DATASET RECORDS:
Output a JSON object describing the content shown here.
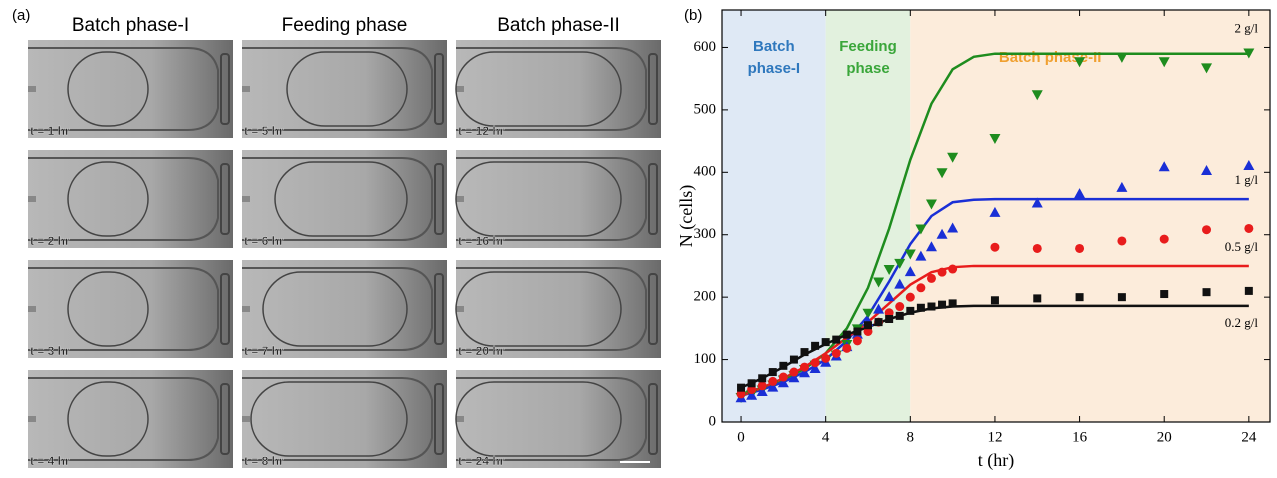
{
  "panel_a": {
    "label": "(a)",
    "columns": [
      {
        "title": "Batch phase-I",
        "labels": [
          "t = 1 hr",
          "t = 2 hr",
          "t = 3 hr",
          "t = 4 hr"
        ]
      },
      {
        "title": "Feeding phase",
        "labels": [
          "t = 5 hr",
          "t = 6 hr",
          "t = 7 hr",
          "t = 8 hr"
        ]
      },
      {
        "title": "Batch phase-II",
        "labels": [
          "t = 12 hr",
          "t = 16 hr",
          "t = 20 hr",
          "t = 24 hr"
        ]
      }
    ]
  },
  "chart_data": {
    "type": "scatter",
    "panel_label": "(b)",
    "xlabel": "t (hr)",
    "ylabel": "N (cells)",
    "xlim": [
      -0.9,
      25
    ],
    "ylim": [
      0,
      660
    ],
    "xticks": [
      0,
      4,
      8,
      12,
      16,
      20,
      24
    ],
    "yticks": [
      0,
      100,
      200,
      300,
      400,
      500,
      600
    ],
    "regions": [
      {
        "lines": [
          "Batch",
          "phase-I"
        ],
        "from": -0.9,
        "to": 4,
        "color": "#dfe9f5",
        "text_color": "#2f78bd"
      },
      {
        "lines": [
          "Feeding",
          "phase"
        ],
        "from": 4,
        "to": 8,
        "color": "#e2f1de",
        "text_color": "#3aa63a"
      },
      {
        "lines": [
          "Batch phase-II"
        ],
        "from": 8,
        "to": 25,
        "color": "#fcecdb",
        "text_color": "#f0a030"
      }
    ],
    "x": [
      0,
      0.5,
      1,
      1.5,
      2,
      2.5,
      3,
      3.5,
      4,
      4.5,
      5,
      5.5,
      6,
      6.5,
      7,
      7.5,
      8,
      8.5,
      9,
      9.5,
      10,
      12,
      14,
      16,
      18,
      20,
      22,
      24
    ],
    "fit_x": [
      0,
      1,
      2,
      3,
      4,
      5,
      6,
      7,
      8,
      9,
      10,
      11,
      12,
      24
    ],
    "series": [
      {
        "name": "2 g/l",
        "color": "#1e8c1e",
        "marker": "tri-down",
        "values": [
          40,
          45,
          52,
          60,
          68,
          75,
          85,
          92,
          100,
          108,
          125,
          150,
          175,
          225,
          245,
          255,
          270,
          310,
          350,
          400,
          425,
          455,
          525,
          578,
          585,
          578,
          568,
          592
        ],
        "fit": [
          45,
          55,
          68,
          85,
          110,
          150,
          215,
          310,
          420,
          510,
          565,
          585,
          590,
          590
        ]
      },
      {
        "name": "1 g/l",
        "color": "#1a2fd6",
        "marker": "tri-up",
        "values": [
          38,
          42,
          48,
          55,
          62,
          70,
          78,
          85,
          95,
          105,
          120,
          140,
          160,
          180,
          200,
          220,
          240,
          265,
          280,
          300,
          310,
          335,
          350,
          365,
          375,
          408,
          402,
          410
        ],
        "fit": [
          42,
          52,
          64,
          80,
          100,
          130,
          170,
          225,
          285,
          330,
          352,
          356,
          357,
          357
        ]
      },
      {
        "name": "0.5 g/l",
        "color": "#e81c1c",
        "marker": "circle",
        "values": [
          45,
          52,
          58,
          65,
          72,
          80,
          88,
          95,
          102,
          110,
          118,
          130,
          145,
          160,
          175,
          185,
          200,
          215,
          230,
          240,
          245,
          280,
          278,
          278,
          290,
          293,
          308,
          310
        ],
        "fit": [
          42,
          55,
          70,
          88,
          110,
          135,
          160,
          190,
          220,
          240,
          248,
          250,
          250,
          250
        ]
      },
      {
        "name": "0.2 g/l",
        "color": "#111111",
        "marker": "square",
        "values": [
          55,
          62,
          70,
          80,
          90,
          100,
          112,
          122,
          128,
          132,
          140,
          145,
          155,
          160,
          165,
          170,
          178,
          183,
          185,
          188,
          190,
          195,
          198,
          200,
          200,
          205,
          208,
          210
        ],
        "fit": [
          55,
          70,
          88,
          108,
          125,
          140,
          152,
          165,
          175,
          182,
          185,
          186,
          186,
          186
        ]
      }
    ]
  }
}
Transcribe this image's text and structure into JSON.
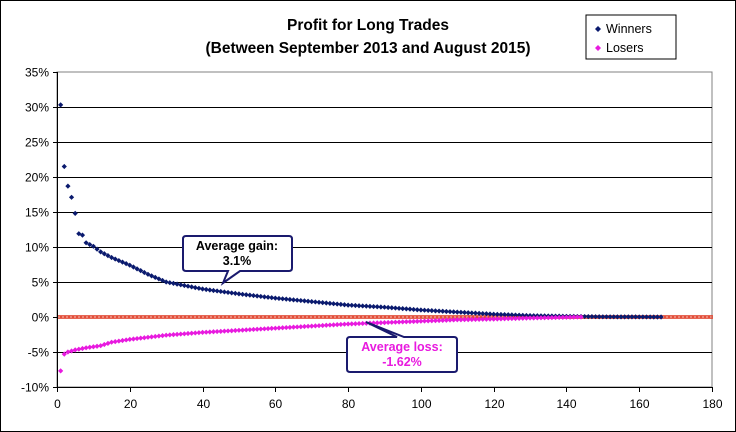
{
  "chart_data": {
    "type": "scatter",
    "title_line1": "Profit for Long Trades",
    "title_line2": "(Between September 2013 and August 2015)",
    "xlabel": "",
    "ylabel": "",
    "xlim": [
      0,
      180
    ],
    "ylim": [
      -10,
      35
    ],
    "x_ticks": [
      0,
      20,
      40,
      60,
      80,
      100,
      120,
      140,
      160,
      180
    ],
    "y_ticks": [
      -10,
      -5,
      0,
      5,
      10,
      15,
      20,
      25,
      30,
      35
    ],
    "y_tick_suffix": "%",
    "y_gridlines": true,
    "legend_position": "top-right",
    "reference_line": {
      "y": 0,
      "color": "#e0402a",
      "extends_to_x": 180
    },
    "series": [
      {
        "name": "Winners",
        "color": "#0a1a6e",
        "marker": "diamond",
        "count": 166,
        "anchors": [
          [
            1,
            30.3
          ],
          [
            2,
            21.5
          ],
          [
            3,
            18.7
          ],
          [
            4,
            17.1
          ],
          [
            5,
            14.8
          ],
          [
            6,
            11.9
          ],
          [
            7,
            11.7
          ],
          [
            8,
            10.6
          ],
          [
            10,
            10.1
          ],
          [
            12,
            9.3
          ],
          [
            15,
            8.5
          ],
          [
            20,
            7.4
          ],
          [
            25,
            6.1
          ],
          [
            30,
            5.0
          ],
          [
            40,
            4.0
          ],
          [
            50,
            3.3
          ],
          [
            60,
            2.7
          ],
          [
            70,
            2.2
          ],
          [
            80,
            1.7
          ],
          [
            90,
            1.4
          ],
          [
            100,
            1.0
          ],
          [
            110,
            0.7
          ],
          [
            120,
            0.4
          ],
          [
            130,
            0.2
          ],
          [
            140,
            0.1
          ],
          [
            150,
            0.03
          ],
          [
            166,
            0.0
          ]
        ]
      },
      {
        "name": "Losers",
        "color": "#e81adf",
        "marker": "diamond",
        "count": 144,
        "anchors": [
          [
            1,
            -7.7
          ],
          [
            2,
            -5.3
          ],
          [
            3,
            -5.0
          ],
          [
            5,
            -4.7
          ],
          [
            8,
            -4.4
          ],
          [
            12,
            -4.1
          ],
          [
            15,
            -3.6
          ],
          [
            20,
            -3.2
          ],
          [
            30,
            -2.6
          ],
          [
            40,
            -2.2
          ],
          [
            50,
            -1.9
          ],
          [
            60,
            -1.6
          ],
          [
            70,
            -1.3
          ],
          [
            80,
            -1.0
          ],
          [
            90,
            -0.8
          ],
          [
            100,
            -0.6
          ],
          [
            110,
            -0.4
          ],
          [
            120,
            -0.3
          ],
          [
            130,
            -0.15
          ],
          [
            144,
            0.0
          ]
        ]
      }
    ],
    "annotations": [
      {
        "id": "gain",
        "line1": "Average gain:",
        "line2": "3.1%",
        "color": "#000000",
        "border": "#1a1a6e"
      },
      {
        "id": "loss",
        "line1": "Average loss:",
        "line2": "-1.62%",
        "color": "#e81adf",
        "border": "#1a1a6e"
      }
    ]
  }
}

TASK: In the copy, include all records verbatim but no images.

TASK OUTPUT:
Output a JSON object describing the content shown here.
{
  "panel_a": {
    "label": "(a)",
    "columns": [
      {
        "title": "Batch phase-I",
        "labels": [
          "t = 1 hr",
          "t = 2 hr",
          "t = 3 hr",
          "t = 4 hr"
        ]
      },
      {
        "title": "Feeding phase",
        "labels": [
          "t = 5 hr",
          "t = 6 hr",
          "t = 7 hr",
          "t = 8 hr"
        ]
      },
      {
        "title": "Batch phase-II",
        "labels": [
          "t = 12 hr",
          "t = 16 hr",
          "t = 20 hr",
          "t = 24 hr"
        ]
      }
    ]
  },
  "chart_data": {
    "type": "scatter",
    "panel_label": "(b)",
    "xlabel": "t (hr)",
    "ylabel": "N (cells)",
    "xlim": [
      -0.9,
      25
    ],
    "ylim": [
      0,
      660
    ],
    "xticks": [
      0,
      4,
      8,
      12,
      16,
      20,
      24
    ],
    "yticks": [
      0,
      100,
      200,
      300,
      400,
      500,
      600
    ],
    "regions": [
      {
        "lines": [
          "Batch",
          "phase-I"
        ],
        "from": -0.9,
        "to": 4,
        "color": "#dfe9f5",
        "text_color": "#2f78bd"
      },
      {
        "lines": [
          "Feeding",
          "phase"
        ],
        "from": 4,
        "to": 8,
        "color": "#e2f1de",
        "text_color": "#3aa63a"
      },
      {
        "lines": [
          "Batch phase-II"
        ],
        "from": 8,
        "to": 25,
        "color": "#fcecdb",
        "text_color": "#f0a030"
      }
    ],
    "x": [
      0,
      0.5,
      1,
      1.5,
      2,
      2.5,
      3,
      3.5,
      4,
      4.5,
      5,
      5.5,
      6,
      6.5,
      7,
      7.5,
      8,
      8.5,
      9,
      9.5,
      10,
      12,
      14,
      16,
      18,
      20,
      22,
      24
    ],
    "fit_x": [
      0,
      1,
      2,
      3,
      4,
      5,
      6,
      7,
      8,
      9,
      10,
      11,
      12,
      24
    ],
    "series": [
      {
        "name": "2 g/l",
        "color": "#1e8c1e",
        "marker": "tri-down",
        "values": [
          40,
          45,
          52,
          60,
          68,
          75,
          85,
          92,
          100,
          108,
          125,
          150,
          175,
          225,
          245,
          255,
          270,
          310,
          350,
          400,
          425,
          455,
          525,
          578,
          585,
          578,
          568,
          592
        ],
        "fit": [
          45,
          55,
          68,
          85,
          110,
          150,
          215,
          310,
          420,
          510,
          565,
          585,
          590,
          590
        ]
      },
      {
        "name": "1 g/l",
        "color": "#1a2fd6",
        "marker": "tri-up",
        "values": [
          38,
          42,
          48,
          55,
          62,
          70,
          78,
          85,
          95,
          105,
          120,
          140,
          160,
          180,
          200,
          220,
          240,
          265,
          280,
          300,
          310,
          335,
          350,
          365,
          375,
          408,
          402,
          410
        ],
        "fit": [
          42,
          52,
          64,
          80,
          100,
          130,
          170,
          225,
          285,
          330,
          352,
          356,
          357,
          357
        ]
      },
      {
        "name": "0.5 g/l",
        "color": "#e81c1c",
        "marker": "circle",
        "values": [
          45,
          52,
          58,
          65,
          72,
          80,
          88,
          95,
          102,
          110,
          118,
          130,
          145,
          160,
          175,
          185,
          200,
          215,
          230,
          240,
          245,
          280,
          278,
          278,
          290,
          293,
          308,
          310
        ],
        "fit": [
          42,
          55,
          70,
          88,
          110,
          135,
          160,
          190,
          220,
          240,
          248,
          250,
          250,
          250
        ]
      },
      {
        "name": "0.2 g/l",
        "color": "#111111",
        "marker": "square",
        "values": [
          55,
          62,
          70,
          80,
          90,
          100,
          112,
          122,
          128,
          132,
          140,
          145,
          155,
          160,
          165,
          170,
          178,
          183,
          185,
          188,
          190,
          195,
          198,
          200,
          200,
          205,
          208,
          210
        ],
        "fit": [
          55,
          70,
          88,
          108,
          125,
          140,
          152,
          165,
          175,
          182,
          185,
          186,
          186,
          186
        ]
      }
    ]
  }
}
Transcribe this image's text and structure into JSON.
{
  "chart_data": {
    "type": "scatter",
    "title_line1": "Profit for Long Trades",
    "title_line2": "(Between September 2013 and August 2015)",
    "xlabel": "",
    "ylabel": "",
    "xlim": [
      0,
      180
    ],
    "ylim": [
      -10,
      35
    ],
    "x_ticks": [
      0,
      20,
      40,
      60,
      80,
      100,
      120,
      140,
      160,
      180
    ],
    "y_ticks": [
      -10,
      -5,
      0,
      5,
      10,
      15,
      20,
      25,
      30,
      35
    ],
    "y_tick_suffix": "%",
    "y_gridlines": true,
    "legend_position": "top-right",
    "reference_line": {
      "y": 0,
      "color": "#e0402a",
      "extends_to_x": 180
    },
    "series": [
      {
        "name": "Winners",
        "color": "#0a1a6e",
        "marker": "diamond",
        "count": 166,
        "anchors": [
          [
            1,
            30.3
          ],
          [
            2,
            21.5
          ],
          [
            3,
            18.7
          ],
          [
            4,
            17.1
          ],
          [
            5,
            14.8
          ],
          [
            6,
            11.9
          ],
          [
            7,
            11.7
          ],
          [
            8,
            10.6
          ],
          [
            10,
            10.1
          ],
          [
            12,
            9.3
          ],
          [
            15,
            8.5
          ],
          [
            20,
            7.4
          ],
          [
            25,
            6.1
          ],
          [
            30,
            5.0
          ],
          [
            40,
            4.0
          ],
          [
            50,
            3.3
          ],
          [
            60,
            2.7
          ],
          [
            70,
            2.2
          ],
          [
            80,
            1.7
          ],
          [
            90,
            1.4
          ],
          [
            100,
            1.0
          ],
          [
            110,
            0.7
          ],
          [
            120,
            0.4
          ],
          [
            130,
            0.2
          ],
          [
            140,
            0.1
          ],
          [
            150,
            0.03
          ],
          [
            166,
            0.0
          ]
        ]
      },
      {
        "name": "Losers",
        "color": "#e81adf",
        "marker": "diamond",
        "count": 144,
        "anchors": [
          [
            1,
            -7.7
          ],
          [
            2,
            -5.3
          ],
          [
            3,
            -5.0
          ],
          [
            5,
            -4.7
          ],
          [
            8,
            -4.4
          ],
          [
            12,
            -4.1
          ],
          [
            15,
            -3.6
          ],
          [
            20,
            -3.2
          ],
          [
            30,
            -2.6
          ],
          [
            40,
            -2.2
          ],
          [
            50,
            -1.9
          ],
          [
            60,
            -1.6
          ],
          [
            70,
            -1.3
          ],
          [
            80,
            -1.0
          ],
          [
            90,
            -0.8
          ],
          [
            100,
            -0.6
          ],
          [
            110,
            -0.4
          ],
          [
            120,
            -0.3
          ],
          [
            130,
            -0.15
          ],
          [
            144,
            0.0
          ]
        ]
      }
    ],
    "annotations": [
      {
        "id": "gain",
        "line1": "Average gain:",
        "line2": "3.1%",
        "color": "#000000",
        "border": "#1a1a6e"
      },
      {
        "id": "loss",
        "line1": "Average loss:",
        "line2": "-1.62%",
        "color": "#e81adf",
        "border": "#1a1a6e"
      }
    ]
  }
}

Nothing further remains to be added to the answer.